* Begin Data for processing *

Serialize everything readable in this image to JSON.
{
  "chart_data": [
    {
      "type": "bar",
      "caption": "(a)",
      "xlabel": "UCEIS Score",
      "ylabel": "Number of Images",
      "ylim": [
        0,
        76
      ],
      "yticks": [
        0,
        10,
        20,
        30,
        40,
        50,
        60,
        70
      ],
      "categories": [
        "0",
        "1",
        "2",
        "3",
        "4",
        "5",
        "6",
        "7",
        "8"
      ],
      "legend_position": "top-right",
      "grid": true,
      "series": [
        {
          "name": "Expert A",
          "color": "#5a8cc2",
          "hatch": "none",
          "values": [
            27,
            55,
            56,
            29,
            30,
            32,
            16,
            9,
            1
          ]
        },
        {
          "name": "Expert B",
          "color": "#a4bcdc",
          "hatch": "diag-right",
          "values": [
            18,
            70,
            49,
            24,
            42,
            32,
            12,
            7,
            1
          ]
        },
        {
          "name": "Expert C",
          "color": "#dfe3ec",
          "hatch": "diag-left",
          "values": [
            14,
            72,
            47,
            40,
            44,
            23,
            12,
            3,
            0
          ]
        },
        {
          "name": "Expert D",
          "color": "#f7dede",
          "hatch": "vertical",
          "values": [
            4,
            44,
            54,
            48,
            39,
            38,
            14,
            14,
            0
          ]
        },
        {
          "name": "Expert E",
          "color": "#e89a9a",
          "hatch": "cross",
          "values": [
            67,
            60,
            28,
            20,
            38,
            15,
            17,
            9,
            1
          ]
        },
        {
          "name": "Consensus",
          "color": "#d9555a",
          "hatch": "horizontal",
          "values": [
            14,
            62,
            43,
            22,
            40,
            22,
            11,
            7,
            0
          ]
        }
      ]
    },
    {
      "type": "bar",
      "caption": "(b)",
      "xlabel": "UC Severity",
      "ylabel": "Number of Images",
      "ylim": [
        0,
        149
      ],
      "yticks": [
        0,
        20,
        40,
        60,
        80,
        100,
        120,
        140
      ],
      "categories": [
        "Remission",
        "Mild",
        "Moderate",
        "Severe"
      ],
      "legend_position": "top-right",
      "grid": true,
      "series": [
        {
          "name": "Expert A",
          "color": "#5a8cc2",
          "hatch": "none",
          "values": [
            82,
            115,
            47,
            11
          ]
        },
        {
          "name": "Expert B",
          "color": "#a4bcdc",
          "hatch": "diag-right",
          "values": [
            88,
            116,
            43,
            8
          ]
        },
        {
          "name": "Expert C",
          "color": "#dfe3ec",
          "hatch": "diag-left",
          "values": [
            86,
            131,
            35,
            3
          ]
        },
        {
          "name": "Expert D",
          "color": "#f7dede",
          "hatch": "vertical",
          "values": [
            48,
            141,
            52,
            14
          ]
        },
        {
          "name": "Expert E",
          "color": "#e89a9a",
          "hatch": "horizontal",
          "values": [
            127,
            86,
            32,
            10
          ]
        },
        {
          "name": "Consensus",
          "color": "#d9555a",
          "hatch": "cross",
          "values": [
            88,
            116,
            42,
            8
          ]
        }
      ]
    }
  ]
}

* End Data for processing *

_Task prompt_
Work out the number of lines above that include the string "xlabel" and write only that number.

_Written reply_
2